---- Records supplied
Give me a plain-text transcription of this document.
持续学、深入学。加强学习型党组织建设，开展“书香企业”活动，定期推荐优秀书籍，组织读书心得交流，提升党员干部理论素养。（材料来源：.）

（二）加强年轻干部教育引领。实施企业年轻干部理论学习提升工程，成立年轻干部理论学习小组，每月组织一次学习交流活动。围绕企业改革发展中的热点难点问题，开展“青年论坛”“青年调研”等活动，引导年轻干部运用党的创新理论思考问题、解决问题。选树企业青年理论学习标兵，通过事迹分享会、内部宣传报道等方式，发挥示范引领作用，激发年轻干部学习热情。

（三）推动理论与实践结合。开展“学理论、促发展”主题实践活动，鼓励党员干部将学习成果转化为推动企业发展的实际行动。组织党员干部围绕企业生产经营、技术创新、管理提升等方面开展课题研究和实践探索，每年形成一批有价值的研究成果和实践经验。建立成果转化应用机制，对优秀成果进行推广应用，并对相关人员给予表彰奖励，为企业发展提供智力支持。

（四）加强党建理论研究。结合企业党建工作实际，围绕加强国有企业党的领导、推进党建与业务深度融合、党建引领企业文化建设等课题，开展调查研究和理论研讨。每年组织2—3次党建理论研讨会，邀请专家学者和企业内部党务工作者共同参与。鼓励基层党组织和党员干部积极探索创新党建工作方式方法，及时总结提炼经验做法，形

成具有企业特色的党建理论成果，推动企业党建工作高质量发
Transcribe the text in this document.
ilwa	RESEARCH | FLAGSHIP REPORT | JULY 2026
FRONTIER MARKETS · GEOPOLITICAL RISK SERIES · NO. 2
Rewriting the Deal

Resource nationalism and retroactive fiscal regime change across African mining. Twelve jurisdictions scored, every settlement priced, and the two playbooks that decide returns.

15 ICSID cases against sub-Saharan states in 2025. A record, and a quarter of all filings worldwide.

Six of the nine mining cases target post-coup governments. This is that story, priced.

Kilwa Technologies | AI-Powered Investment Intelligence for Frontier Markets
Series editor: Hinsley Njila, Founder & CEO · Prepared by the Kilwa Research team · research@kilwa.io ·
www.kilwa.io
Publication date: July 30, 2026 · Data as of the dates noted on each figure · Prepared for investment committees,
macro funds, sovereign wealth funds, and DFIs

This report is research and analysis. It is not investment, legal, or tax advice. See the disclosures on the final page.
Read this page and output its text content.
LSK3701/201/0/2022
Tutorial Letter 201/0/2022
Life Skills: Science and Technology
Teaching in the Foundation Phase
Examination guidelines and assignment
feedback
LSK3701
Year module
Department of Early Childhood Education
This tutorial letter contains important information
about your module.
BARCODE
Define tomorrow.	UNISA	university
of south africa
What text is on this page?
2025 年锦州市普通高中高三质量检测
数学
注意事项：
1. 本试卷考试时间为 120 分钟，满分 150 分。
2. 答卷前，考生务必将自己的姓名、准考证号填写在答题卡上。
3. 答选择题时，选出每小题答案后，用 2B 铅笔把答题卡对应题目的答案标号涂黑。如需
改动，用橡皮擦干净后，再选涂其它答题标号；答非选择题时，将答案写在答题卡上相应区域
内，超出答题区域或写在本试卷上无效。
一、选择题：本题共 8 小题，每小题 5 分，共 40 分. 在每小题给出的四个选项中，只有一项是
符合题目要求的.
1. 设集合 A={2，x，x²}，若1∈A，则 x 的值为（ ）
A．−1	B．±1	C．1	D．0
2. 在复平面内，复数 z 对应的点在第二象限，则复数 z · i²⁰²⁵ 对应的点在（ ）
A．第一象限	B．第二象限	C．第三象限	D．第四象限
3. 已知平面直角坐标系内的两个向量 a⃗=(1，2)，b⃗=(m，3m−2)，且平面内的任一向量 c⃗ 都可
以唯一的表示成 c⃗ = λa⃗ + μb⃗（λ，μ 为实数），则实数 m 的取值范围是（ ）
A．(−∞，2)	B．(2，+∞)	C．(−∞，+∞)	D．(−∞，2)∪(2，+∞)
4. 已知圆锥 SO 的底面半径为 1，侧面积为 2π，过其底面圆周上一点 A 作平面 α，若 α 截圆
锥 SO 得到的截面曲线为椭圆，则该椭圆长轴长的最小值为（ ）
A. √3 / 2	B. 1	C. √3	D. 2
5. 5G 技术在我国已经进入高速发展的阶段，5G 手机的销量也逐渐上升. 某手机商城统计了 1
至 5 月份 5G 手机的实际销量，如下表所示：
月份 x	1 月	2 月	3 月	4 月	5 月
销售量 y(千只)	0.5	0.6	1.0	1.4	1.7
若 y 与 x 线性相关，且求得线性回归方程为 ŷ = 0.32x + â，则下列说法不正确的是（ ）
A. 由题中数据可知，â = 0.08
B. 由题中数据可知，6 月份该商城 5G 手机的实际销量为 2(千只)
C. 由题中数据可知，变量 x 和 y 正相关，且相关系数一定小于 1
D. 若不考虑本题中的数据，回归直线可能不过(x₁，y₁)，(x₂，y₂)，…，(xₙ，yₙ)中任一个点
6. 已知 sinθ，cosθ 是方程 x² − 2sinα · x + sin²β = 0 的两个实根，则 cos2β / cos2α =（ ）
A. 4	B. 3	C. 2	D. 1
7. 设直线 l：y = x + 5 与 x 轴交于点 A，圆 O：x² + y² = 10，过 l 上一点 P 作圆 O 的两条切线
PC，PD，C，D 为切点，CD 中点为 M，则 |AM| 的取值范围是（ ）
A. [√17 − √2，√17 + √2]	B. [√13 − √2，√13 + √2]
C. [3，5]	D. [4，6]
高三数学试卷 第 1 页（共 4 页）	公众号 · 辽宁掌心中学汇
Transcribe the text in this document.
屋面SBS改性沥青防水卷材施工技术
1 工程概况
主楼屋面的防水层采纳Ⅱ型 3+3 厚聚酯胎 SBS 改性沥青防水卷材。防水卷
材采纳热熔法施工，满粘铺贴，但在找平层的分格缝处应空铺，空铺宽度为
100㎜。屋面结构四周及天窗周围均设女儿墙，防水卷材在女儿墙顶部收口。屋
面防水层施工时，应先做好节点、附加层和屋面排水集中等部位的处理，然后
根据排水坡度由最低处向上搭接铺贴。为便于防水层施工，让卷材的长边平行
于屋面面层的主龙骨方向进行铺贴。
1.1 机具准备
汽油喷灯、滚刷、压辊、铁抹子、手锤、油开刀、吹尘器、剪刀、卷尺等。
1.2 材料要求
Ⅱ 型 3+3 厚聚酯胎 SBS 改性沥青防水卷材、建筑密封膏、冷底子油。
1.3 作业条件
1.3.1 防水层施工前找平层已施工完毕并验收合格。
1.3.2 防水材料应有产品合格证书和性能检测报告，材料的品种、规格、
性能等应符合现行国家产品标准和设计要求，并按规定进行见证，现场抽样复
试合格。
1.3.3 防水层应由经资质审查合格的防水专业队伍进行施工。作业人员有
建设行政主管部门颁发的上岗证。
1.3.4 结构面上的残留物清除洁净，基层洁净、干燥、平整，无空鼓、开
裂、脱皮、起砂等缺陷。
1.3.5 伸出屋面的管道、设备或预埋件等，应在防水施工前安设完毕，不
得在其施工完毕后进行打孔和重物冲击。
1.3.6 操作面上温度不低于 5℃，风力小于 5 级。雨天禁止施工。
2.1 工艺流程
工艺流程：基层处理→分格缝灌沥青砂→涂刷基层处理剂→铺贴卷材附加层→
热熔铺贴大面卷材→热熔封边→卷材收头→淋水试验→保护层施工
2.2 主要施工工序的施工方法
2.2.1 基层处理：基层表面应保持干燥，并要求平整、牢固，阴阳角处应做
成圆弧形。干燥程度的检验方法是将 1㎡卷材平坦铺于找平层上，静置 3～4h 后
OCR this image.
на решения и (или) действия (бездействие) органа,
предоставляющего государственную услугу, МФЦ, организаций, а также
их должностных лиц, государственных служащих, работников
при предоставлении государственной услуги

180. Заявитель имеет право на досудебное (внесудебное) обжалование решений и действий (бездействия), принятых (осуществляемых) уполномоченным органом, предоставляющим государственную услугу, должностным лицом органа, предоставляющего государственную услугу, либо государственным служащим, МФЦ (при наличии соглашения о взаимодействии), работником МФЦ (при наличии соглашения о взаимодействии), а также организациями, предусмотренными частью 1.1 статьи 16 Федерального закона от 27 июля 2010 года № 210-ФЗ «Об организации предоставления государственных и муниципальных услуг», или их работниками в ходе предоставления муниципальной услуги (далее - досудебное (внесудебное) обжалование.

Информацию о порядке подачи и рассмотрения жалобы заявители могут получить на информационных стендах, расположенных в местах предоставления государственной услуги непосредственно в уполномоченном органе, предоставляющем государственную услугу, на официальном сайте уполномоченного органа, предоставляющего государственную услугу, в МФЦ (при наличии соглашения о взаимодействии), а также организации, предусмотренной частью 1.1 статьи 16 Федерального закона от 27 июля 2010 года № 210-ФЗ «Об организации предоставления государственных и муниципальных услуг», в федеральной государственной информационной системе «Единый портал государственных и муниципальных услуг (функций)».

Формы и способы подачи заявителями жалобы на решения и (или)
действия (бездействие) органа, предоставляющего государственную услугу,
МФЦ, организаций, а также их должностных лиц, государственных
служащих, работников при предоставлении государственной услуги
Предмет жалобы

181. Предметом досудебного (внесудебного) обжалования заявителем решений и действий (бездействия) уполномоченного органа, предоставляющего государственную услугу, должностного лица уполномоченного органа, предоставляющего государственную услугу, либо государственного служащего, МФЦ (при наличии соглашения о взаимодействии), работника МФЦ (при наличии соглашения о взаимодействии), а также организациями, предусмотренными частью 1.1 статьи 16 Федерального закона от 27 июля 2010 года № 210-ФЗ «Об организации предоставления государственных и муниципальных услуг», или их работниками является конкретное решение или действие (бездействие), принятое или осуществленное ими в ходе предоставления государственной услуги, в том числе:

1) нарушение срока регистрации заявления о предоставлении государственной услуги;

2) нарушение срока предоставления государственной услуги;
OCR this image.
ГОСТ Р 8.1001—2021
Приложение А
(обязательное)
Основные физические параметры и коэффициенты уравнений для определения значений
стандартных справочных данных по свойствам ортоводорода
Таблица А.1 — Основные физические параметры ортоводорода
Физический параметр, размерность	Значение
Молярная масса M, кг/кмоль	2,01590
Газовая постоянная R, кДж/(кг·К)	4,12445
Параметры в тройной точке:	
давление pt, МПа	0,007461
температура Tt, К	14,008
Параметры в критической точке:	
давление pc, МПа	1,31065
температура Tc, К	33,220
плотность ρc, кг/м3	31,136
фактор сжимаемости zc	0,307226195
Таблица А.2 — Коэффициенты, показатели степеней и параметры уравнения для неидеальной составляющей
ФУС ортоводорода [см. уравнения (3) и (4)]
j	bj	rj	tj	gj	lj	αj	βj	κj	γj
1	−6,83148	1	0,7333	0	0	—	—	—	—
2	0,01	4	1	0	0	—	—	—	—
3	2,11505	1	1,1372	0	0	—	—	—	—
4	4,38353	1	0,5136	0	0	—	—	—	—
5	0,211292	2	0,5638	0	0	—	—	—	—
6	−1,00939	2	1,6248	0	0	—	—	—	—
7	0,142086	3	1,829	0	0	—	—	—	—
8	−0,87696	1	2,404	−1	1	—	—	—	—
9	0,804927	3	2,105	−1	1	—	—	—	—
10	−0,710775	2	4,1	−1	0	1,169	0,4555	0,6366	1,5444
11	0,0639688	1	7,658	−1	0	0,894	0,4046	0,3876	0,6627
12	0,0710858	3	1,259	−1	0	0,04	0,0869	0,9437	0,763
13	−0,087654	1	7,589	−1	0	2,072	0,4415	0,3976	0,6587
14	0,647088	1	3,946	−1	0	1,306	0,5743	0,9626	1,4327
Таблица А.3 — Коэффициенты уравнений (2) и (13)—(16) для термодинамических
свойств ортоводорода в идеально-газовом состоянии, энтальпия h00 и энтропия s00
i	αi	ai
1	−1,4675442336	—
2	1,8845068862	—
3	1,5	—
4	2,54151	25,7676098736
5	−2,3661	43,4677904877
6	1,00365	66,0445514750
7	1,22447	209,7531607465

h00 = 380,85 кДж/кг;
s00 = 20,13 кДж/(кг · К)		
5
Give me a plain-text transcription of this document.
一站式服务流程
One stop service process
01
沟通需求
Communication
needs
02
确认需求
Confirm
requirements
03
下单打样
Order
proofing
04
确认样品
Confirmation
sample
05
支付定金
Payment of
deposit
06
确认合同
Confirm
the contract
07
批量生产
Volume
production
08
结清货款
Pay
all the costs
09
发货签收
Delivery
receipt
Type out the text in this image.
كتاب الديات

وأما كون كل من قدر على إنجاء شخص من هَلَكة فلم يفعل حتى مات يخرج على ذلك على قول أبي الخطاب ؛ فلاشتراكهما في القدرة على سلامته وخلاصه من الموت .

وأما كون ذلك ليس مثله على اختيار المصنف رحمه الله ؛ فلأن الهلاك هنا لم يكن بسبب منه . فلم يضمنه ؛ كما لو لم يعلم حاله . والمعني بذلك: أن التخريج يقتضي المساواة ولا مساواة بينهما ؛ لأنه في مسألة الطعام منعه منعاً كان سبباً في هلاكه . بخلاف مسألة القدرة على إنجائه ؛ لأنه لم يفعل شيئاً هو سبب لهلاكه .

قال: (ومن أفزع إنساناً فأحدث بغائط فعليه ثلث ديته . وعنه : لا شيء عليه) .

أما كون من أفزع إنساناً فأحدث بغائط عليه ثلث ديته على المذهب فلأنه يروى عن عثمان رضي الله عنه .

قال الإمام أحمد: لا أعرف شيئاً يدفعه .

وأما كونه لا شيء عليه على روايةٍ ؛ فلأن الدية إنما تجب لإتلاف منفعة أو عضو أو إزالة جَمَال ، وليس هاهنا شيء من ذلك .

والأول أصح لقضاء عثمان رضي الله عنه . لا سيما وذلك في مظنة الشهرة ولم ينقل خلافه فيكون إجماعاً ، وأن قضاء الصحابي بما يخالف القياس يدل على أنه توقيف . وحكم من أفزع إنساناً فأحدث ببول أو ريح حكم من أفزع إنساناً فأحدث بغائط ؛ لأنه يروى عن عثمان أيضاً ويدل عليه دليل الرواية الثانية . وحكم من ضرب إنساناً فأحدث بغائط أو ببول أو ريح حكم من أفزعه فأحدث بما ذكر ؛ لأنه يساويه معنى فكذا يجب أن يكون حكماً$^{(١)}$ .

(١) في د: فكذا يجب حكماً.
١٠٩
--------
From the data above, copy out every line with the string "служащих" in it.

### Solution to the problem
их должностных лиц, государственных служащих, работников
служащих, работников при предоставлении государственной услуги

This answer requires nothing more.